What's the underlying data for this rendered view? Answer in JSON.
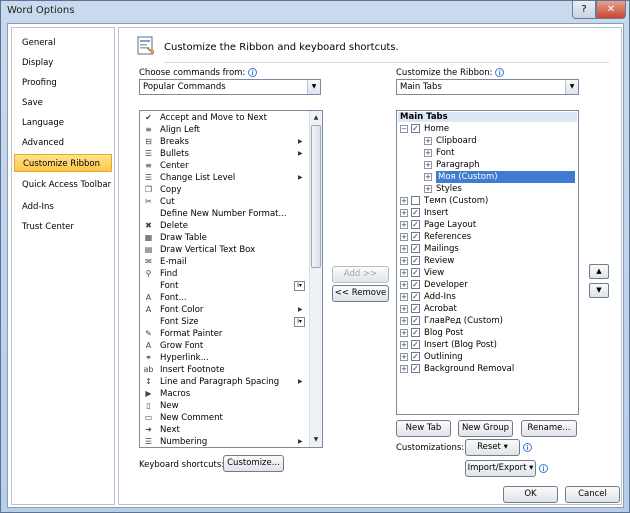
{
  "window": {
    "title": "Word Options",
    "help_label": "?",
    "close_label": "✕"
  },
  "nav": {
    "items": [
      {
        "label": "General"
      },
      {
        "label": "Display"
      },
      {
        "label": "Proofing"
      },
      {
        "label": "Save"
      },
      {
        "label": "Language"
      },
      {
        "label": "Advanced"
      },
      {
        "label": "Customize Ribbon"
      },
      {
        "label": "Quick Access Toolbar"
      },
      {
        "label": "Add-Ins"
      },
      {
        "label": "Trust Center"
      }
    ],
    "selected": "Customize Ribbon"
  },
  "header": {
    "title": "Customize the Ribbon and keyboard shortcuts."
  },
  "choose_commands": {
    "label": "Choose commands from:",
    "value": "Popular Commands"
  },
  "customize_ribbon": {
    "label": "Customize the Ribbon:",
    "value": "Main Tabs"
  },
  "commands": [
    {
      "label": "Accept and Move to Next",
      "icon": "✔"
    },
    {
      "label": "Align Left",
      "icon": "≡"
    },
    {
      "label": "Breaks",
      "icon": "⊟",
      "submenu": true
    },
    {
      "label": "Bullets",
      "icon": "☰",
      "submenu": true
    },
    {
      "label": "Center",
      "icon": "≡"
    },
    {
      "label": "Change List Level",
      "icon": "☰",
      "submenu": true
    },
    {
      "label": "Copy",
      "icon": "❐"
    },
    {
      "label": "Cut",
      "icon": "✂"
    },
    {
      "label": "Define New Number Format...",
      "icon": ""
    },
    {
      "label": "Delete",
      "icon": "✖"
    },
    {
      "label": "Draw Table",
      "icon": "▦"
    },
    {
      "label": "Draw Vertical Text Box",
      "icon": "▤"
    },
    {
      "label": "E-mail",
      "icon": "✉"
    },
    {
      "label": "Find",
      "icon": "⚲"
    },
    {
      "label": "Font",
      "icon": "",
      "box": "I▾"
    },
    {
      "label": "Font...",
      "icon": "A"
    },
    {
      "label": "Font Color",
      "icon": "A",
      "submenu": true
    },
    {
      "label": "Font Size",
      "icon": "",
      "box": "I▾"
    },
    {
      "label": "Format Painter",
      "icon": "✎"
    },
    {
      "label": "Grow Font",
      "icon": "A"
    },
    {
      "label": "Hyperlink...",
      "icon": "⚭"
    },
    {
      "label": "Insert Footnote",
      "icon": "ab"
    },
    {
      "label": "Line and Paragraph Spacing",
      "icon": "↕",
      "submenu": true
    },
    {
      "label": "Macros",
      "icon": "▶"
    },
    {
      "label": "New",
      "icon": "▯"
    },
    {
      "label": "New Comment",
      "icon": "▭"
    },
    {
      "label": "Next",
      "icon": "➜"
    },
    {
      "label": "Numbering",
      "icon": "☰",
      "submenu": true
    }
  ],
  "middle_buttons": {
    "add": "Add >>",
    "remove": "<< Remove"
  },
  "tree": {
    "header": "Main Tabs",
    "rows": [
      {
        "label": "Home",
        "level": 0,
        "expand": "−",
        "checked": true
      },
      {
        "label": "Clipboard",
        "level": 1,
        "expand": "+"
      },
      {
        "label": "Font",
        "level": 1,
        "expand": "+"
      },
      {
        "label": "Paragraph",
        "level": 1,
        "expand": "+"
      },
      {
        "label": "Моя (Custom)",
        "level": 1,
        "expand": "+",
        "selected": true
      },
      {
        "label": "Styles",
        "level": 1,
        "expand": "+"
      },
      {
        "label": "Темп (Custom)",
        "level": 0,
        "expand": "+",
        "checked": false
      },
      {
        "label": "Insert",
        "level": 0,
        "expand": "+",
        "checked": true
      },
      {
        "label": "Page Layout",
        "level": 0,
        "expand": "+",
        "checked": true
      },
      {
        "label": "References",
        "level": 0,
        "expand": "+",
        "checked": true
      },
      {
        "label": "Mailings",
        "level": 0,
        "expand": "+",
        "checked": true
      },
      {
        "label": "Review",
        "level": 0,
        "expand": "+",
        "checked": true
      },
      {
        "label": "View",
        "level": 0,
        "expand": "+",
        "checked": true
      },
      {
        "label": "Developer",
        "level": 0,
        "expand": "+",
        "checked": true
      },
      {
        "label": "Add-Ins",
        "level": 0,
        "expand": "+",
        "checked": true
      },
      {
        "label": "Acrobat",
        "level": 0,
        "expand": "+",
        "checked": true
      },
      {
        "label": "ГлавРед (Custom)",
        "level": 0,
        "expand": "+",
        "checked": true
      },
      {
        "label": "Blog Post",
        "level": 0,
        "expand": "+",
        "checked": true
      },
      {
        "label": "Insert (Blog Post)",
        "level": 0,
        "expand": "+",
        "checked": true
      },
      {
        "label": "Outlining",
        "level": 0,
        "expand": "+",
        "checked": true
      },
      {
        "label": "Background Removal",
        "level": 0,
        "expand": "+",
        "checked": true
      }
    ]
  },
  "tree_buttons": {
    "new_tab": "New Tab",
    "new_group": "New Group",
    "rename": "Rename..."
  },
  "customizations": {
    "label": "Customizations:",
    "reset": "Reset ▾",
    "import_export": "Import/Export ▾"
  },
  "keyboard": {
    "label": "Keyboard shortcuts:",
    "button": "Customize..."
  },
  "footer": {
    "ok": "OK",
    "cancel": "Cancel"
  }
}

=======

Except for the pictures, give all the material above again verbatim.

EXERCISE RESULT.
What's the underlying data for this rendered view? Answer in JSON.
{
  "window": {
    "title": "Word Options",
    "help_label": "?",
    "close_label": "✕"
  },
  "nav": {
    "items": [
      {
        "label": "General"
      },
      {
        "label": "Display"
      },
      {
        "label": "Proofing"
      },
      {
        "label": "Save"
      },
      {
        "label": "Language"
      },
      {
        "label": "Advanced"
      },
      {
        "label": "Customize Ribbon"
      },
      {
        "label": "Quick Access Toolbar"
      },
      {
        "label": "Add-Ins"
      },
      {
        "label": "Trust Center"
      }
    ],
    "selected": "Customize Ribbon"
  },
  "header": {
    "title": "Customize the Ribbon and keyboard shortcuts."
  },
  "choose_commands": {
    "label": "Choose commands from:",
    "value": "Popular Commands"
  },
  "customize_ribbon": {
    "label": "Customize the Ribbon:",
    "value": "Main Tabs"
  },
  "commands": [
    {
      "label": "Accept and Move to Next",
      "icon": "✔"
    },
    {
      "label": "Align Left",
      "icon": "≡"
    },
    {
      "label": "Breaks",
      "icon": "⊟",
      "submenu": true
    },
    {
      "label": "Bullets",
      "icon": "☰",
      "submenu": true
    },
    {
      "label": "Center",
      "icon": "≡"
    },
    {
      "label": "Change List Level",
      "icon": "☰",
      "submenu": true
    },
    {
      "label": "Copy",
      "icon": "❐"
    },
    {
      "label": "Cut",
      "icon": "✂"
    },
    {
      "label": "Define New Number Format...",
      "icon": ""
    },
    {
      "label": "Delete",
      "icon": "✖"
    },
    {
      "label": "Draw Table",
      "icon": "▦"
    },
    {
      "label": "Draw Vertical Text Box",
      "icon": "▤"
    },
    {
      "label": "E-mail",
      "icon": "✉"
    },
    {
      "label": "Find",
      "icon": "⚲"
    },
    {
      "label": "Font",
      "icon": "",
      "box": "I▾"
    },
    {
      "label": "Font...",
      "icon": "A"
    },
    {
      "label": "Font Color",
      "icon": "A",
      "submenu": true
    },
    {
      "label": "Font Size",
      "icon": "",
      "box": "I▾"
    },
    {
      "label": "Format Painter",
      "icon": "✎"
    },
    {
      "label": "Grow Font",
      "icon": "A"
    },
    {
      "label": "Hyperlink...",
      "icon": "⚭"
    },
    {
      "label": "Insert Footnote",
      "icon": "ab"
    },
    {
      "label": "Line and Paragraph Spacing",
      "icon": "↕",
      "submenu": true
    },
    {
      "label": "Macros",
      "icon": "▶"
    },
    {
      "label": "New",
      "icon": "▯"
    },
    {
      "label": "New Comment",
      "icon": "▭"
    },
    {
      "label": "Next",
      "icon": "➜"
    },
    {
      "label": "Numbering",
      "icon": "☰",
      "submenu": true
    }
  ],
  "middle_buttons": {
    "add": "Add >>",
    "remove": "<< Remove"
  },
  "tree": {
    "header": "Main Tabs",
    "rows": [
      {
        "label": "Home",
        "level": 0,
        "expand": "−",
        "checked": true
      },
      {
        "label": "Clipboard",
        "level": 1,
        "expand": "+"
      },
      {
        "label": "Font",
        "level": 1,
        "expand": "+"
      },
      {
        "label": "Paragraph",
        "level": 1,
        "expand": "+"
      },
      {
        "label": "Моя (Custom)",
        "level": 1,
        "expand": "+",
        "selected": true
      },
      {
        "label": "Styles",
        "level": 1,
        "expand": "+"
      },
      {
        "label": "Темп (Custom)",
        "level": 0,
        "expand": "+",
        "checked": false
      },
      {
        "label": "Insert",
        "level": 0,
        "expand": "+",
        "checked": true
      },
      {
        "label": "Page Layout",
        "level": 0,
        "expand": "+",
        "checked": true
      },
      {
        "label": "References",
        "level": 0,
        "expand": "+",
        "checked": true
      },
      {
        "label": "Mailings",
        "level": 0,
        "expand": "+",
        "checked": true
      },
      {
        "label": "Review",
        "level": 0,
        "expand": "+",
        "checked": true
      },
      {
        "label": "View",
        "level": 0,
        "expand": "+",
        "checked": true
      },
      {
        "label": "Developer",
        "level": 0,
        "expand": "+",
        "checked": true
      },
      {
        "label": "Add-Ins",
        "level": 0,
        "expand": "+",
        "checked": true
      },
      {
        "label": "Acrobat",
        "level": 0,
        "expand": "+",
        "checked": true
      },
      {
        "label": "ГлавРед (Custom)",
        "level": 0,
        "expand": "+",
        "checked": true
      },
      {
        "label": "Blog Post",
        "level": 0,
        "expand": "+",
        "checked": true
      },
      {
        "label": "Insert (Blog Post)",
        "level": 0,
        "expand": "+",
        "checked": true
      },
      {
        "label": "Outlining",
        "level": 0,
        "expand": "+",
        "checked": true
      },
      {
        "label": "Background Removal",
        "level": 0,
        "expand": "+",
        "checked": true
      }
    ]
  },
  "tree_buttons": {
    "new_tab": "New Tab",
    "new_group": "New Group",
    "rename": "Rename..."
  },
  "customizations": {
    "label": "Customizations:",
    "reset": "Reset ▾",
    "import_export": "Import/Export ▾"
  },
  "keyboard": {
    "label": "Keyboard shortcuts:",
    "button": "Customize..."
  },
  "footer": {
    "ok": "OK",
    "cancel": "Cancel"
  }
}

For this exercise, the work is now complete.